* WHAT YOU SHOULD DO
Only lines holding the word "page" should be copied from the material.

** Begin **

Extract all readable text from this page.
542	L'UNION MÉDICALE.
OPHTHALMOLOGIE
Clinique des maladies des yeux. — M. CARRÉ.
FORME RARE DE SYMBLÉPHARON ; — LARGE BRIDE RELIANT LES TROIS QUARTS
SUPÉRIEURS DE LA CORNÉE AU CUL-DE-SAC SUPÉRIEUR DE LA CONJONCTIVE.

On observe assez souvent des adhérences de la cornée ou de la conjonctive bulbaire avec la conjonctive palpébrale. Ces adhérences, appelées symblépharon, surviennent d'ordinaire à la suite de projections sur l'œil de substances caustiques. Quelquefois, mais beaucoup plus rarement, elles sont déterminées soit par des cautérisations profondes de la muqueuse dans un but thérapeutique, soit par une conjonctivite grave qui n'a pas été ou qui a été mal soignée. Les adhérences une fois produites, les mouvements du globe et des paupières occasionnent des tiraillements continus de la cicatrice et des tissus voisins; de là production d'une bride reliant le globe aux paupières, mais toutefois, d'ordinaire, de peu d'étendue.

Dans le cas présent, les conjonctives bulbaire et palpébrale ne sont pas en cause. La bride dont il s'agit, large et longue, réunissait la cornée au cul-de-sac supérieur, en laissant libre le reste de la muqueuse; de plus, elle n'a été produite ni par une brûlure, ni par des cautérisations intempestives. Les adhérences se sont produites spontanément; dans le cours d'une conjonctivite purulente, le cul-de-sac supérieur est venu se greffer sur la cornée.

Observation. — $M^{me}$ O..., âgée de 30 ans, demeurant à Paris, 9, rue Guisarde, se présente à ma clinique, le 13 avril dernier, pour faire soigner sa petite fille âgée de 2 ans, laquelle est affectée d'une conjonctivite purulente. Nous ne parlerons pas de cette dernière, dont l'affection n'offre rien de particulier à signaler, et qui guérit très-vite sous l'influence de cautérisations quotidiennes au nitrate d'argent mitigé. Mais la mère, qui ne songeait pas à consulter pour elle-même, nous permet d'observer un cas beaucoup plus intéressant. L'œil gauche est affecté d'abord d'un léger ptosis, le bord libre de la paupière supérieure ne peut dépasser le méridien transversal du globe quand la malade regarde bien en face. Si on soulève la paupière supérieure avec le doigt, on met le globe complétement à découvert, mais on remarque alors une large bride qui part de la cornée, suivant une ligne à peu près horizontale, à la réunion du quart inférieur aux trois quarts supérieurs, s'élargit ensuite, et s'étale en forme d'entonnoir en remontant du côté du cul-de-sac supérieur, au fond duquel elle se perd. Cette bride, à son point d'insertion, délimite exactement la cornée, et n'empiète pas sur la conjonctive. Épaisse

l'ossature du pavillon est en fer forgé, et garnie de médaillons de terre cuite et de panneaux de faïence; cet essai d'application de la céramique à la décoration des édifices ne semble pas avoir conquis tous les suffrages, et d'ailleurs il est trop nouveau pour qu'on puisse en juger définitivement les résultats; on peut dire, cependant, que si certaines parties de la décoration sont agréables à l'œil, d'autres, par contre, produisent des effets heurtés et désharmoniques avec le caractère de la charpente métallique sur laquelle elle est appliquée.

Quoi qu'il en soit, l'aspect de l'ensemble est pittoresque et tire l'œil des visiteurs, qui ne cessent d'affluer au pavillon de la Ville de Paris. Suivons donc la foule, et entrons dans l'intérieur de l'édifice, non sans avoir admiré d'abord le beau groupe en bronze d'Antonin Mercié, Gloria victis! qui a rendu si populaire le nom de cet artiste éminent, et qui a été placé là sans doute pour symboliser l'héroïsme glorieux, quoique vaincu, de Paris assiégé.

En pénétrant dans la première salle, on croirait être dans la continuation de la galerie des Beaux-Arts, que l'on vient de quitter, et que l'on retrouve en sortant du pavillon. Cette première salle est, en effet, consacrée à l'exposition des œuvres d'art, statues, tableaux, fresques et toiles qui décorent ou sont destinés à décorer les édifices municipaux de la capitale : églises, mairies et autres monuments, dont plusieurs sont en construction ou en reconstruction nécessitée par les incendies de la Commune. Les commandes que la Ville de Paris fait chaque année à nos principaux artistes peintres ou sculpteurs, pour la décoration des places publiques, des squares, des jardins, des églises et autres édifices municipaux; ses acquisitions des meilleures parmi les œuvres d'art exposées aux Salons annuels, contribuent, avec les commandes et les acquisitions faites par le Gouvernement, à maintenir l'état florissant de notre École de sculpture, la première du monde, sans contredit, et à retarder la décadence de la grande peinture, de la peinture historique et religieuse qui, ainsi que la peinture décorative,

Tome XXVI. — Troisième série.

** End **
** Begin **

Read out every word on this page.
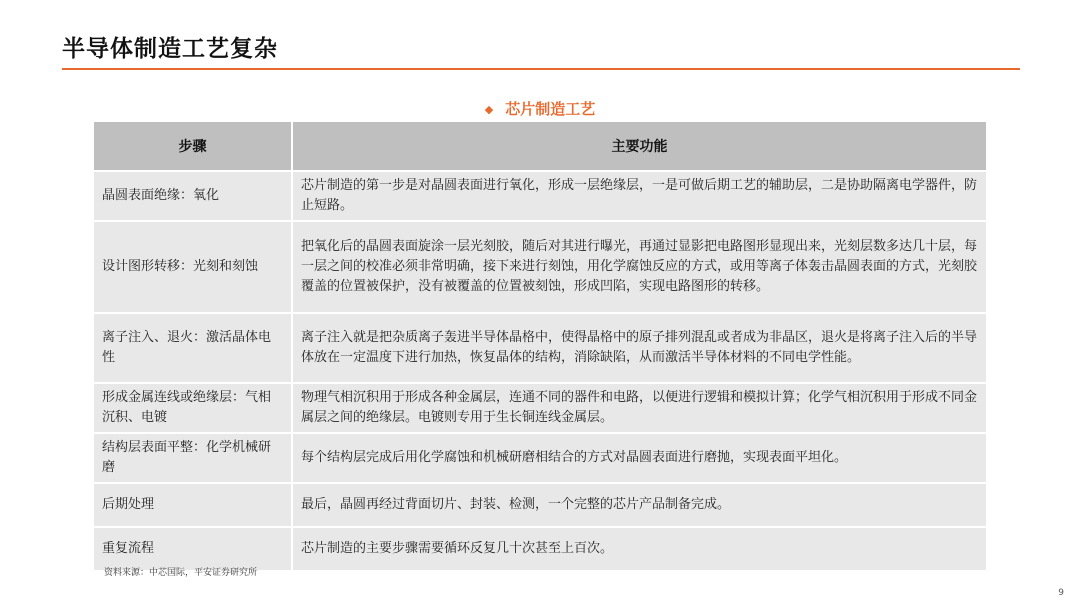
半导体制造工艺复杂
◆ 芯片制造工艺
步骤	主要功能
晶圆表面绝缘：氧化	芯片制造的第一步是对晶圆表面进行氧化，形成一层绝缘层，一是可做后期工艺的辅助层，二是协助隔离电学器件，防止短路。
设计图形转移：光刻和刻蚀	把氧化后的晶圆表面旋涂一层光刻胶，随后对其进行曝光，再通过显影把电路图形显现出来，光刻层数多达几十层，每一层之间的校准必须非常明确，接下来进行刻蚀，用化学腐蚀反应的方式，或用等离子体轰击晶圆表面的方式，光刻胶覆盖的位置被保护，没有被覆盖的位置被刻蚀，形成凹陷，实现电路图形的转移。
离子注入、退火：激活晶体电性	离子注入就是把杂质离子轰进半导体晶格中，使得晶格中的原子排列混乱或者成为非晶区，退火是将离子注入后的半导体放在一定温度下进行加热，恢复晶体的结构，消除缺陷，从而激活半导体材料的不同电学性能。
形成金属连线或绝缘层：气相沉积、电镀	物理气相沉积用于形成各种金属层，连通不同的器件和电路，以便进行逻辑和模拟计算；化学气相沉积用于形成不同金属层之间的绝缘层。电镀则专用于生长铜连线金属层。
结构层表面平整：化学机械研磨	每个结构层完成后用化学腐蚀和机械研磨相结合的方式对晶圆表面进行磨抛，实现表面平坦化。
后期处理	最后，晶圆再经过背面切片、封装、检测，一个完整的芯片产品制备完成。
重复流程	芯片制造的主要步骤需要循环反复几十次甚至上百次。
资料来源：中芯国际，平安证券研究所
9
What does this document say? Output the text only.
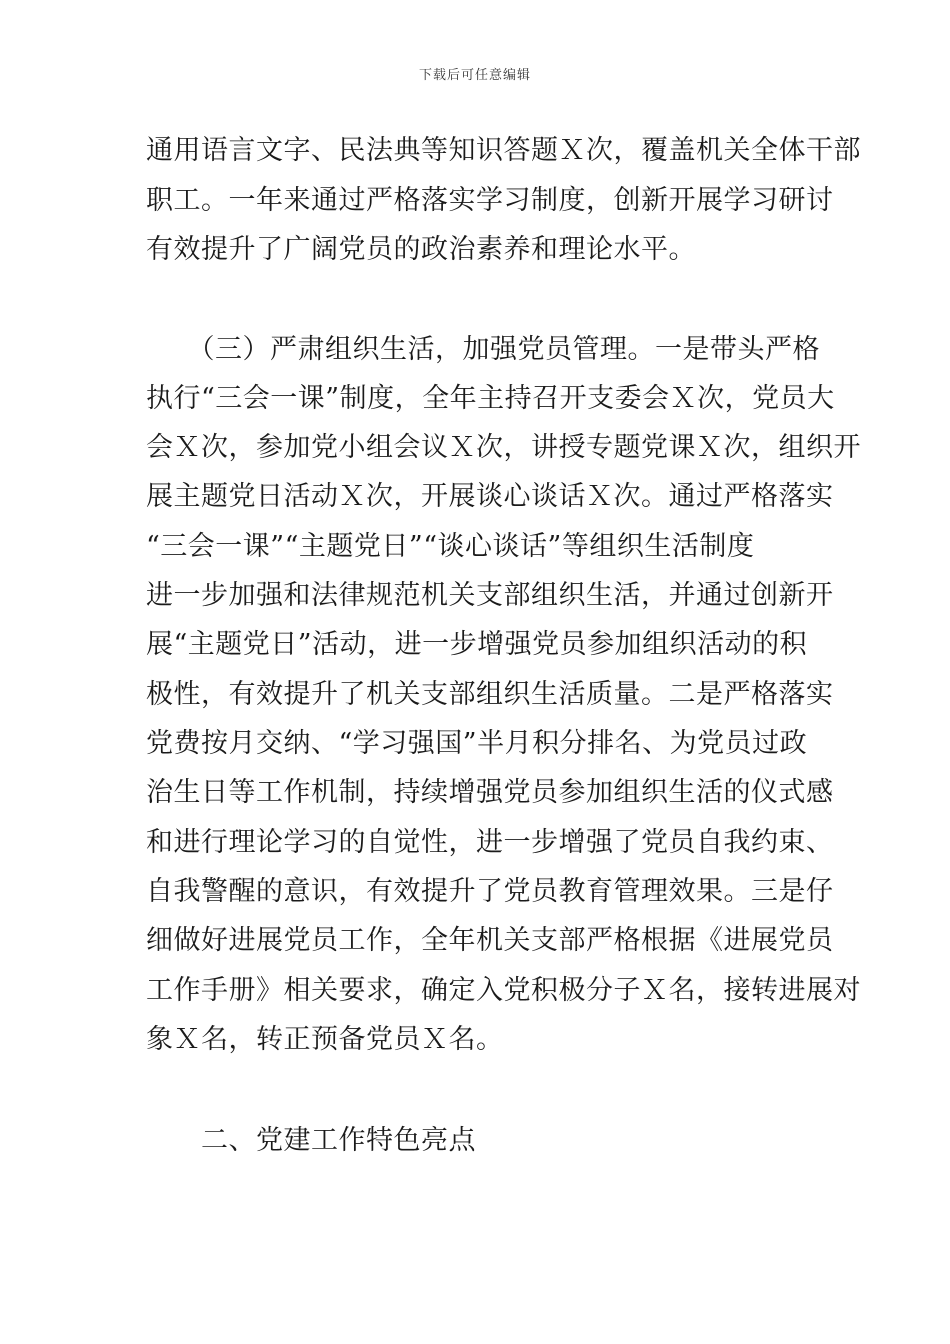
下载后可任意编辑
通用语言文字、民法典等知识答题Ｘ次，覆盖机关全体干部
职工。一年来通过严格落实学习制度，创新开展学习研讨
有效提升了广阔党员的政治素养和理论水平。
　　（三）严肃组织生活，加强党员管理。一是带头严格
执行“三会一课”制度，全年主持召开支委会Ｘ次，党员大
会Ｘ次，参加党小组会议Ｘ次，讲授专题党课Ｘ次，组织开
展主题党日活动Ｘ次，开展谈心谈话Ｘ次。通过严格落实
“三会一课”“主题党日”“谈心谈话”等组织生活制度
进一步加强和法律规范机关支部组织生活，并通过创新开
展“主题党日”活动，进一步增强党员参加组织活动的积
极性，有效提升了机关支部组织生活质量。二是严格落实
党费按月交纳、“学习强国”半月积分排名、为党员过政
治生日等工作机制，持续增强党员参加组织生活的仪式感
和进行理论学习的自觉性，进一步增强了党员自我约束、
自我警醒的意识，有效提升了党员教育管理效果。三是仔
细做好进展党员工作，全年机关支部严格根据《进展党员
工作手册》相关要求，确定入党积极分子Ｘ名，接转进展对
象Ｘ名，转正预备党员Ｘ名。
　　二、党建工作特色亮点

** End **

* ANSWER TO THE PROBLEM
Extract all readable text from this page.
Read out every word on this page.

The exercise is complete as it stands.